** START OF SOURCE TEXT **
If you run a search on Google for my name (in quotation marks), ten links will turn up. You’re likely to find among them four links that refer to me as an actress (15 seconds of fame in a fabulous indie film done in 2005 called Big Time). There will also be a link to my Friendster account, which I haven’t properly used in about 3 years. The rest, well… One’s a link to a petition I once signed barely a year out of uni and another’s got my ICQ number on it (read: high school).

The other three links on that first Google results page are most definitely not me. I don’t have a friend named China and I am not a parek (whatever that may mean). I most certainly am not a 58-year-old Safeway cashier in Honolulu and Hilo who is now dead.

So, having embarked upon this voyage of self-discovery, I have… discovered what I am and what I am not. I’ve also learned (or affirmed) the following:

  1. I’m dated (to say the least).
  2. I haven’t done much to merit distinction online apart from saying “We saw a movie last Sunday.”

Of course I’m defensive – what’s an online search anyway? I really get into the cop-out justification with talk of how Google searches actually work, and how… Well, I trail off. Because at the end of the day, that’s really all the tired words add up to: a cop-out.

The real question I should be asking myself is after all these years, what have I accomplished? Like really accomplished?
** END OF SOURCE TEXT **
** START OF DATA ROWS **
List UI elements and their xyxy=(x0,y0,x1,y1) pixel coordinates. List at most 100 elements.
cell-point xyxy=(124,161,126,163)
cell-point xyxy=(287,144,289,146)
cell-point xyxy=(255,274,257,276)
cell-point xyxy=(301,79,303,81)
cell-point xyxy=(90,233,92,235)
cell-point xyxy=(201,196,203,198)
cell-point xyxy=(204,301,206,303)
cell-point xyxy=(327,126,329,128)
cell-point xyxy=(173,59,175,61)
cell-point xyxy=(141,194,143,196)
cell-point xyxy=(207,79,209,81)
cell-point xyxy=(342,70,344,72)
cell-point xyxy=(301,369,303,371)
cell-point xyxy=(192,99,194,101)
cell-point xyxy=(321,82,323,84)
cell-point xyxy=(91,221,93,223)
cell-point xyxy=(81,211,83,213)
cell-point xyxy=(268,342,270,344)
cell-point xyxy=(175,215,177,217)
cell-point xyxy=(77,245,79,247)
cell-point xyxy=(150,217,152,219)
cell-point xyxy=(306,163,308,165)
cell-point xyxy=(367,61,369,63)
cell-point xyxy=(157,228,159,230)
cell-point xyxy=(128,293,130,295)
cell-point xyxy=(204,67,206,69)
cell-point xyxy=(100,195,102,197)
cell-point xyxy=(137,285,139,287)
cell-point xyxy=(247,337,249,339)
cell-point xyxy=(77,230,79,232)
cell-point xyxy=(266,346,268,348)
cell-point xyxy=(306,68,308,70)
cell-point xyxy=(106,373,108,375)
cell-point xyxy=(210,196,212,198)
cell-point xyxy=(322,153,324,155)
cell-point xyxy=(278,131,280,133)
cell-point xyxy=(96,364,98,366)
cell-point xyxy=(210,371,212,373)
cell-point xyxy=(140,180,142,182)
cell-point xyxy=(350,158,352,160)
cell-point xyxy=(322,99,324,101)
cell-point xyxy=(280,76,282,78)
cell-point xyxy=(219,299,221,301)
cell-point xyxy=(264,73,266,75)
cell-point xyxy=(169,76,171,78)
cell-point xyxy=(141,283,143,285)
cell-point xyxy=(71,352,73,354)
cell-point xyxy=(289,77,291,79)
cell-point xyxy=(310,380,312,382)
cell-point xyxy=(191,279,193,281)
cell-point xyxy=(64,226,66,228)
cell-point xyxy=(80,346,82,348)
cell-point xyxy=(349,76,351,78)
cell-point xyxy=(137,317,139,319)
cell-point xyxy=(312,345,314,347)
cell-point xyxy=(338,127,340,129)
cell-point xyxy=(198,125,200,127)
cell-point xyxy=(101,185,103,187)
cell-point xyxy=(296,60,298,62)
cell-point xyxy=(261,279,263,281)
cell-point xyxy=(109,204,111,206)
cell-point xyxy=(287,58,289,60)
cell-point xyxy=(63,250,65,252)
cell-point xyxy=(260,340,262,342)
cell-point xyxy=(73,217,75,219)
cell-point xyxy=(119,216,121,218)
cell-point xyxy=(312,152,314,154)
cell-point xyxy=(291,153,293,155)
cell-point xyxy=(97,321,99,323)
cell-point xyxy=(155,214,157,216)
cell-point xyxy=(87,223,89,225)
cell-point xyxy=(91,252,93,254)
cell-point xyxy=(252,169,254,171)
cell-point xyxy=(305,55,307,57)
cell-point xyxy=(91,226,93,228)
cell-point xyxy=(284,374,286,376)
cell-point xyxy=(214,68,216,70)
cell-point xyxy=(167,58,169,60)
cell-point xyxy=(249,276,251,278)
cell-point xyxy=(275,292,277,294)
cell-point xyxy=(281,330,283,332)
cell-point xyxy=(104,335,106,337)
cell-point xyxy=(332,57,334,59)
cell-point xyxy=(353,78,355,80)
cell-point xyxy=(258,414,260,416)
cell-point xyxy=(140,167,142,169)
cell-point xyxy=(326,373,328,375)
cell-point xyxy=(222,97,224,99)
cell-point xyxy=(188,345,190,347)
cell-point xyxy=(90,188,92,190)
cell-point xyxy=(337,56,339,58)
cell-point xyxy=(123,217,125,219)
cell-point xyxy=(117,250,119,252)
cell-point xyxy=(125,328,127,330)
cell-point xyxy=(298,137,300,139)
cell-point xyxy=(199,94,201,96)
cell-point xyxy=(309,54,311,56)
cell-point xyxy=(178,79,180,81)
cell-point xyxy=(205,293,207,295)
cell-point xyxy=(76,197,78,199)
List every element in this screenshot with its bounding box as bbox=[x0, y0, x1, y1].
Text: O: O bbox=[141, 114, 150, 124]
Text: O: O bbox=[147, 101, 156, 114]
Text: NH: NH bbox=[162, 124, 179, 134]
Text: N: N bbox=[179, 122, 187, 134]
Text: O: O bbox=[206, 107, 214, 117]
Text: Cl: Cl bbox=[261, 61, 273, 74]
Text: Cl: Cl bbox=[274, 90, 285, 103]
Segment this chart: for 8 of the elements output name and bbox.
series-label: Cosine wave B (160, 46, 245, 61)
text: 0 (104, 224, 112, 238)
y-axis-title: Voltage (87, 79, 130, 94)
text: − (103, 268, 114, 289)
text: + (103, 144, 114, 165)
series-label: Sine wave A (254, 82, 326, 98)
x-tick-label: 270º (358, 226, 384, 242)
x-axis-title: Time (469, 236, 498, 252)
** END OF DATA ROWS **
» **LIST OF TASKS**:
• 1. List every online service or platform that the blog post on searching for one's own name mentions by name.
• 2. Rewrite the records as a Markdown table with the columns Number and Record line, starting at their first line and going on through the line containing "cell-point xyxy=(204,67,206,69)". Leave out blank lines.

» **OUTPUTS IN ORDER**:
• 1.
- Google
- Friendster
- ICQ

• 2.
| Number | Record line |
|---|---|
| 1 | List UI elements and their xyxy=(x0,y0,x1,y1) pixel coordinates. List at most 100 elements. |
| 2 | cell-point xyxy=(124,161,126,163) |
| 3 | cell-point xyxy=(287,144,289,146) |
| 4 | cell-point xyxy=(255,274,257,276) |
| 5 | cell-point xyxy=(301,79,303,81) |
| 6 | cell-point xyxy=(90,233,92,235) |
| 7 | cell-point xyxy=(201,196,203,198) |
| 8 | cell-point xyxy=(204,301,206,303) |
| 9 | cell-point xyxy=(327,126,329,128) |
| 10 | cell-point xyxy=(173,59,175,61) |
| 11 | cell-point xyxy=(141,194,143,196) |
| 12 | cell-point xyxy=(207,79,209,81) |
| 13 | cell-point xyxy=(342,70,344,72) |
| 14 | cell-point xyxy=(301,369,303,371) |
| 15 | cell-point xyxy=(192,99,194,101) |
| 16 | cell-point xyxy=(321,82,323,84) |
| 17 | cell-point xyxy=(91,221,93,223) |
| 18 | cell-point xyxy=(81,211,83,213) |
| 19 | cell-point xyxy=(268,342,270,344) |
| 20 | cell-point xyxy=(175,215,177,217) |
| 21 | cell-point xyxy=(77,245,79,247) |
| 22 | cell-point xyxy=(150,217,152,219) |
| 23 | cell-point xyxy=(306,163,308,165) |
| 24 | cell-point xyxy=(367,61,369,63) |
| 25 | cell-point xyxy=(157,228,159,230) |
| 26 | cell-point xyxy=(128,293,130,295) |
| 27 | cell-point xyxy=(204,67,206,69) |